>> begin

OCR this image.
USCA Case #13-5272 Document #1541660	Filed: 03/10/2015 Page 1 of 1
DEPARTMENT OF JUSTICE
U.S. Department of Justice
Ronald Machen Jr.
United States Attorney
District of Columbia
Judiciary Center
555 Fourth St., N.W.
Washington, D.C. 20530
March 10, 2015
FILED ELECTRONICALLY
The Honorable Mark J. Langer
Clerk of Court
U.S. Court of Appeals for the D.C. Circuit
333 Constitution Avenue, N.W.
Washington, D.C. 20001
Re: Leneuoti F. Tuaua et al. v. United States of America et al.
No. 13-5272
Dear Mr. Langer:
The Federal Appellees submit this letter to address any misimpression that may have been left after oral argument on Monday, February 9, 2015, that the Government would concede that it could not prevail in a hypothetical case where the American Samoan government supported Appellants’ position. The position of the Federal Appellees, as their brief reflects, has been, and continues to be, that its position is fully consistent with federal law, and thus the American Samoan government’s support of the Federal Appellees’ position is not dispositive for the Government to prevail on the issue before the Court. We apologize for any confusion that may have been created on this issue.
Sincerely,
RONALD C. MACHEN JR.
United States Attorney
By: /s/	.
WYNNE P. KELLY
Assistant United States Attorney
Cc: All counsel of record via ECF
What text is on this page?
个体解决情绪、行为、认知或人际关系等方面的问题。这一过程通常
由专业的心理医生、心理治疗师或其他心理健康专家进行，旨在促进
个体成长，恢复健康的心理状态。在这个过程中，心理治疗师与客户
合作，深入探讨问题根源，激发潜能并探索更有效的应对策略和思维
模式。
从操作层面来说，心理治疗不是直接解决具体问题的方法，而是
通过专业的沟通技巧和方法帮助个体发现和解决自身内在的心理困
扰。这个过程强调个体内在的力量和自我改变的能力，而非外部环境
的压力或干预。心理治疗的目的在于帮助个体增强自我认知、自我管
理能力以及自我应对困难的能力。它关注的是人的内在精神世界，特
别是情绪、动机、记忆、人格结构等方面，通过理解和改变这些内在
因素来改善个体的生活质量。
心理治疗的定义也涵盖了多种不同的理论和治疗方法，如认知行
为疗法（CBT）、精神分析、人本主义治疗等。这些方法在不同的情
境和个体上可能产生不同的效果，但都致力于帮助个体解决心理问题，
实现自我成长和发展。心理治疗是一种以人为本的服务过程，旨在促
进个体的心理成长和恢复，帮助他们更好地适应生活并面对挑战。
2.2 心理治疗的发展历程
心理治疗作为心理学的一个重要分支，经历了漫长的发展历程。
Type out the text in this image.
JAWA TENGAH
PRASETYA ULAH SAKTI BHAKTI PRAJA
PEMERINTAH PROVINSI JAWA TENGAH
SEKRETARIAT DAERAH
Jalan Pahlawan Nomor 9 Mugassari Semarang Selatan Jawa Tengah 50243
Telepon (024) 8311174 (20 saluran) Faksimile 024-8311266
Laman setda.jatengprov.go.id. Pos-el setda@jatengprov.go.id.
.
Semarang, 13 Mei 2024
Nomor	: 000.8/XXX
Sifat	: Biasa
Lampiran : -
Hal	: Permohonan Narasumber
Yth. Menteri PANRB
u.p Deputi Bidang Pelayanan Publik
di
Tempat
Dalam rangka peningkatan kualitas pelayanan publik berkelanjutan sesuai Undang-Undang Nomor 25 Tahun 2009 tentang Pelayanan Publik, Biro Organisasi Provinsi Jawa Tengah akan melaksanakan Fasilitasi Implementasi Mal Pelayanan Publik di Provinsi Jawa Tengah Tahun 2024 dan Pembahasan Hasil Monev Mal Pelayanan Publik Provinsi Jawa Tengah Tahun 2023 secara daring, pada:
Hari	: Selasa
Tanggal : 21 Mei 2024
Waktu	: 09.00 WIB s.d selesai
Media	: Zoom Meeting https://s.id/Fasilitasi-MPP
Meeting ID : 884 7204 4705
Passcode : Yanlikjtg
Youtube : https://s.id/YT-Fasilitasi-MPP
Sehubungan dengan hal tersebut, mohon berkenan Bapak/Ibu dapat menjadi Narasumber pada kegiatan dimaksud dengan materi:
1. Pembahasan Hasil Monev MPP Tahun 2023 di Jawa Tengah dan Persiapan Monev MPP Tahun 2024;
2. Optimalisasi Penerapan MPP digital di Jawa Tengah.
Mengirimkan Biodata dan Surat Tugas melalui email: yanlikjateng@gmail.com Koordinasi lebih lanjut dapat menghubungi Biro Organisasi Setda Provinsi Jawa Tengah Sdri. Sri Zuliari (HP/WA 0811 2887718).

>> end

» Work required
Every record shown above should be written out again exactly.

» Worked answer
OCR this image.
USCA Case #13-5272 Document #1541660	Filed: 03/10/2015 Page 1 of 1
DEPARTMENT OF JUSTICE
U.S. Department of Justice
Ronald Machen Jr.
United States Attorney
District of Columbia
Judiciary Center
555 Fourth St., N.W.
Washington, D.C. 20530
March 10, 2015
FILED ELECTRONICALLY
The Honorable Mark J. Langer
Clerk of Court
U.S. Court of Appeals for the D.C. Circuit
333 Constitution Avenue, N.W.
Washington, D.C. 20001
Re: Leneuoti F. Tuaua et al. v. United States of America et al.
No. 13-5272
Dear Mr. Langer:
The Federal Appellees submit this letter to address any misimpression that may have been left after oral argument on Monday, February 9, 2015, that the Government would concede that it could not prevail in a hypothetical case where the American Samoan government supported Appellants’ position. The position of the Federal Appellees, as their brief reflects, has been, and continues to be, that its position is fully consistent with federal law, and thus the American Samoan government’s support of the Federal Appellees’ position is not dispositive for the Government to prevail on the issue before the Court. We apologize for any confusion that may have been created on this issue.
Sincerely,
RONALD C. MACHEN JR.
United States Attorney
By: /s/	.
WYNNE P. KELLY
Assistant United States Attorney
Cc: All counsel of record via ECF
What text is on this page?
个体解决情绪、行为、认知或人际关系等方面的问题。这一过程通常
由专业的心理医生、心理治疗师或其他心理健康专家进行，旨在促进
个体成长，恢复健康的心理状态。在这个过程中，心理治疗师与客户
合作，深入探讨问题根源，激发潜能并探索更有效的应对策略和思维
模式。
从操作层面来说，心理治疗不是直接解决具体问题的方法，而是
通过专业的沟通技巧和方法帮助个体发现和解决自身内在的心理困
扰。这个过程强调个体内在的力量和自我改变的能力，而非外部环境
的压力或干预。心理治疗的目的在于帮助个体增强自我认知、自我管
理能力以及自我应对困难的能力。它关注的是人的内在精神世界，特
别是情绪、动机、记忆、人格结构等方面，通过理解和改变这些内在
因素来改善个体的生活质量。
心理治疗的定义也涵盖了多种不同的理论和治疗方法，如认知行
为疗法（CBT）、精神分析、人本主义治疗等。这些方法在不同的情
境和个体上可能产生不同的效果，但都致力于帮助个体解决心理问题，
实现自我成长和发展。心理治疗是一种以人为本的服务过程，旨在促
进个体的心理成长和恢复，帮助他们更好地适应生活并面对挑战。
2.2 心理治疗的发展历程
心理治疗作为心理学的一个重要分支，经历了漫长的发展历程。
Type out the text in this image.
JAWA TENGAH
PRASETYA ULAH SAKTI BHAKTI PRAJA
PEMERINTAH PROVINSI JAWA TENGAH
SEKRETARIAT DAERAH
Jalan Pahlawan Nomor 9 Mugassari Semarang Selatan Jawa Tengah 50243
Telepon (024) 8311174 (20 saluran) Faksimile 024-8311266
Laman setda.jatengprov.go.id. Pos-el setda@jatengprov.go.id.
.
Semarang, 13 Mei 2024
Nomor	: 000.8/XXX
Sifat	: Biasa
Lampiran : -
Hal	: Permohonan Narasumber
Yth. Menteri PANRB
u.p Deputi Bidang Pelayanan Publik
di
Tempat
Dalam rangka peningkatan kualitas pelayanan publik berkelanjutan sesuai Undang-Undang Nomor 25 Tahun 2009 tentang Pelayanan Publik, Biro Organisasi Provinsi Jawa Tengah akan melaksanakan Fasilitasi Implementasi Mal Pelayanan Publik di Provinsi Jawa Tengah Tahun 2024 dan Pembahasan Hasil Monev Mal Pelayanan Publik Provinsi Jawa Tengah Tahun 2023 secara daring, pada:
Hari	: Selasa
Tanggal : 21 Mei 2024
Waktu	: 09.00 WIB s.d selesai
Media	: Zoom Meeting https://s.id/Fasilitasi-MPP
Meeting ID : 884 7204 4705
Passcode : Yanlikjtg
Youtube : https://s.id/YT-Fasilitasi-MPP
Sehubungan dengan hal tersebut, mohon berkenan Bapak/Ibu dapat menjadi Narasumber pada kegiatan dimaksud dengan materi:
1. Pembahasan Hasil Monev MPP Tahun 2023 di Jawa Tengah dan Persiapan Monev MPP Tahun 2024;
2. Optimalisasi Penerapan MPP digital di Jawa Tengah.
Mengirimkan Biodata dan Surat Tugas melalui email: yanlikjateng@gmail.com Koordinasi lebih lanjut dapat menghubungi Biro Organisasi Setda Provinsi Jawa Tengah Sdri. Sri Zuliari (HP/WA 0811 2887718).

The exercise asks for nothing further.